Set exercise |
Retype the listing that follows line for line, keeping every character the same.

Record excerpts |
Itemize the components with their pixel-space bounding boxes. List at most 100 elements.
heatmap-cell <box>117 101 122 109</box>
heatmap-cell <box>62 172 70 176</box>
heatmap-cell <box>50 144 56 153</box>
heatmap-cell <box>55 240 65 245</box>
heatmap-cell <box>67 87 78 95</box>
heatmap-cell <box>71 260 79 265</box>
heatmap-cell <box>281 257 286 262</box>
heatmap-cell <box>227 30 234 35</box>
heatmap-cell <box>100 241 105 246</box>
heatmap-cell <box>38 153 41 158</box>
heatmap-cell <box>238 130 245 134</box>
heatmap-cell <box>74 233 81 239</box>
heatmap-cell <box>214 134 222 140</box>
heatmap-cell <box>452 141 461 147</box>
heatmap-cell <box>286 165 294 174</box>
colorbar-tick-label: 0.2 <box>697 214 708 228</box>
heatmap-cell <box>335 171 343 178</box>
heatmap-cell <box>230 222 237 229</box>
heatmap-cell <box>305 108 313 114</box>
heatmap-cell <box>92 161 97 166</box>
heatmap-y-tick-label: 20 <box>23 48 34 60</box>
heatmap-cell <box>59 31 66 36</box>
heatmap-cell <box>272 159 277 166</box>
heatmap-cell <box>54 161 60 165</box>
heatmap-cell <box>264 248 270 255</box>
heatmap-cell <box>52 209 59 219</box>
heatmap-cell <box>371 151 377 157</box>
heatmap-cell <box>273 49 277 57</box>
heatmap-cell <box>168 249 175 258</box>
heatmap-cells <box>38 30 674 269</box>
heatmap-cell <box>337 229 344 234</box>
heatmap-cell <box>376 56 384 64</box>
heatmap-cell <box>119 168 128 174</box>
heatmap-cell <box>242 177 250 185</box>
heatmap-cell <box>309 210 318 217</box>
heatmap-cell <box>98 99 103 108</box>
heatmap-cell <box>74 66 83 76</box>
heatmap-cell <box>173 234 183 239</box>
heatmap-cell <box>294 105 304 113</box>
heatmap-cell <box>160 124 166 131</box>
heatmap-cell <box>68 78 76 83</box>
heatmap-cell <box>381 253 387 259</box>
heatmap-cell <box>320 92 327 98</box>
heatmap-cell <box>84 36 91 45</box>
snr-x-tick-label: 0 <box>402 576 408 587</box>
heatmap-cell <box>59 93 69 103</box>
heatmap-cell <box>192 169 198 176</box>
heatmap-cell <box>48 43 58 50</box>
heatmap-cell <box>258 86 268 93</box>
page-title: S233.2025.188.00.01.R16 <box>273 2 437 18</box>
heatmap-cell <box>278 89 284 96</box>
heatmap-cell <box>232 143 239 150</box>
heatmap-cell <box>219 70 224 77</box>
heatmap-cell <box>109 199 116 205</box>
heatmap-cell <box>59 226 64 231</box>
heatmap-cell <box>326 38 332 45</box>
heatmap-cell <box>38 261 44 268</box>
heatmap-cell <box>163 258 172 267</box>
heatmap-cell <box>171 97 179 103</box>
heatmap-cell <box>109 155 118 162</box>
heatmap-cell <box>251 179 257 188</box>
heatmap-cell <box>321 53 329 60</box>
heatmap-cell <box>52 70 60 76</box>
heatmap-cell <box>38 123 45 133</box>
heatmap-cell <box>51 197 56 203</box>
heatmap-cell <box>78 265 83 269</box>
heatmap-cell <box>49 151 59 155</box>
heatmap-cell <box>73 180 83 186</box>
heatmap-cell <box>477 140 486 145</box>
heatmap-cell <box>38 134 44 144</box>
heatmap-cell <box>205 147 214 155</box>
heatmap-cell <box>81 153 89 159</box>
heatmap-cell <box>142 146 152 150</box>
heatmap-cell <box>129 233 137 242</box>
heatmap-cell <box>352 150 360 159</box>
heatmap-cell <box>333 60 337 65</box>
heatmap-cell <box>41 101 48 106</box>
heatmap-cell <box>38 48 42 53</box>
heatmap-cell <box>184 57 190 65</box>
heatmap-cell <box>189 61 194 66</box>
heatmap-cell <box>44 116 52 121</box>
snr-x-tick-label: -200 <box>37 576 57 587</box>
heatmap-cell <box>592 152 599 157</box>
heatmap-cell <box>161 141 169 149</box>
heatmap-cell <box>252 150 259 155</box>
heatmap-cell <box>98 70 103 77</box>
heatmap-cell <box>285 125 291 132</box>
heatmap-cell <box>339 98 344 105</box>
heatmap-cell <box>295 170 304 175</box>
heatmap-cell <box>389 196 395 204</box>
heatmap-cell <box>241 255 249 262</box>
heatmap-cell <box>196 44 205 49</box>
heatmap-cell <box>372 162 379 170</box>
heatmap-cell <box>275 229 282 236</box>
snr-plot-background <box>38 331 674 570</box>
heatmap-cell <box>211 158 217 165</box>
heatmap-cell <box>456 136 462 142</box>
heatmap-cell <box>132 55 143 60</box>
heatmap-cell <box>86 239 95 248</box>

Solution to this exercise |
Itemize the components with their pixel-space bounding boxes. List at most 100 elements.
heatmap-cell <box>117 101 122 109</box>
heatmap-cell <box>62 172 70 176</box>
heatmap-cell <box>50 144 56 153</box>
heatmap-cell <box>55 240 65 245</box>
heatmap-cell <box>67 87 78 95</box>
heatmap-cell <box>71 260 79 265</box>
heatmap-cell <box>281 257 286 262</box>
heatmap-cell <box>227 30 234 35</box>
heatmap-cell <box>100 241 105 246</box>
heatmap-cell <box>38 153 41 158</box>
heatmap-cell <box>238 130 245 134</box>
heatmap-cell <box>74 233 81 239</box>
heatmap-cell <box>214 134 222 140</box>
heatmap-cell <box>452 141 461 147</box>
heatmap-cell <box>286 165 294 174</box>
colorbar-tick-label: 0.2 <box>697 214 708 228</box>
heatmap-cell <box>335 171 343 178</box>
heatmap-cell <box>230 222 237 229</box>
heatmap-cell <box>305 108 313 114</box>
heatmap-cell <box>92 161 97 166</box>
heatmap-y-tick-label: 20 <box>23 48 34 60</box>
heatmap-cell <box>59 31 66 36</box>
heatmap-cell <box>272 159 277 166</box>
heatmap-cell <box>54 161 60 165</box>
heatmap-cell <box>264 248 270 255</box>
heatmap-cell <box>52 209 59 219</box>
heatmap-cell <box>371 151 377 157</box>
heatmap-cell <box>273 49 277 57</box>
heatmap-cell <box>168 249 175 258</box>
heatmap-cells <box>38 30 674 269</box>
heatmap-cell <box>337 229 344 234</box>
heatmap-cell <box>376 56 384 64</box>
heatmap-cell <box>119 168 128 174</box>
heatmap-cell <box>242 177 250 185</box>
heatmap-cell <box>309 210 318 217</box>
heatmap-cell <box>98 99 103 108</box>
heatmap-cell <box>74 66 83 76</box>
heatmap-cell <box>173 234 183 239</box>
heatmap-cell <box>294 105 304 113</box>
heatmap-cell <box>160 124 166 131</box>
heatmap-cell <box>68 78 76 83</box>
heatmap-cell <box>381 253 387 259</box>
heatmap-cell <box>320 92 327 98</box>
heatmap-cell <box>84 36 91 45</box>
snr-x-tick-label: 0 <box>402 576 408 587</box>
heatmap-cell <box>59 93 69 103</box>
heatmap-cell <box>192 169 198 176</box>
heatmap-cell <box>48 43 58 50</box>
heatmap-cell <box>258 86 268 93</box>
page-title: S233.2025.188.00.01.R16 <box>273 2 437 18</box>
heatmap-cell <box>278 89 284 96</box>
heatmap-cell <box>232 143 239 150</box>
heatmap-cell <box>219 70 224 77</box>
heatmap-cell <box>109 199 116 205</box>
heatmap-cell <box>59 226 64 231</box>
heatmap-cell <box>326 38 332 45</box>
heatmap-cell <box>38 261 44 268</box>
heatmap-cell <box>163 258 172 267</box>
heatmap-cell <box>171 97 179 103</box>
heatmap-cell <box>109 155 118 162</box>
heatmap-cell <box>251 179 257 188</box>
heatmap-cell <box>321 53 329 60</box>
heatmap-cell <box>52 70 60 76</box>
heatmap-cell <box>38 123 45 133</box>
heatmap-cell <box>51 197 56 203</box>
heatmap-cell <box>78 265 83 269</box>
heatmap-cell <box>49 151 59 155</box>
heatmap-cell <box>73 180 83 186</box>
heatmap-cell <box>477 140 486 145</box>
heatmap-cell <box>38 134 44 144</box>
heatmap-cell <box>205 147 214 155</box>
heatmap-cell <box>81 153 89 159</box>
heatmap-cell <box>142 146 152 150</box>
heatmap-cell <box>129 233 137 242</box>
heatmap-cell <box>352 150 360 159</box>
heatmap-cell <box>333 60 337 65</box>
heatmap-cell <box>41 101 48 106</box>
heatmap-cell <box>38 48 42 53</box>
heatmap-cell <box>184 57 190 65</box>
heatmap-cell <box>189 61 194 66</box>
heatmap-cell <box>44 116 52 121</box>
snr-x-tick-label: -200 <box>37 576 57 587</box>
heatmap-cell <box>592 152 599 157</box>
heatmap-cell <box>161 141 169 149</box>
heatmap-cell <box>252 150 259 155</box>
heatmap-cell <box>98 70 103 77</box>
heatmap-cell <box>285 125 291 132</box>
heatmap-cell <box>339 98 344 105</box>
heatmap-cell <box>295 170 304 175</box>
heatmap-cell <box>389 196 395 204</box>
heatmap-cell <box>241 255 249 262</box>
heatmap-cell <box>196 44 205 49</box>
heatmap-cell <box>372 162 379 170</box>
heatmap-cell <box>275 229 282 236</box>
snr-plot-background <box>38 331 674 570</box>
heatmap-cell <box>211 158 217 165</box>
heatmap-cell <box>456 136 462 142</box>
heatmap-cell <box>132 55 143 60</box>
heatmap-cell <box>86 239 95 248</box>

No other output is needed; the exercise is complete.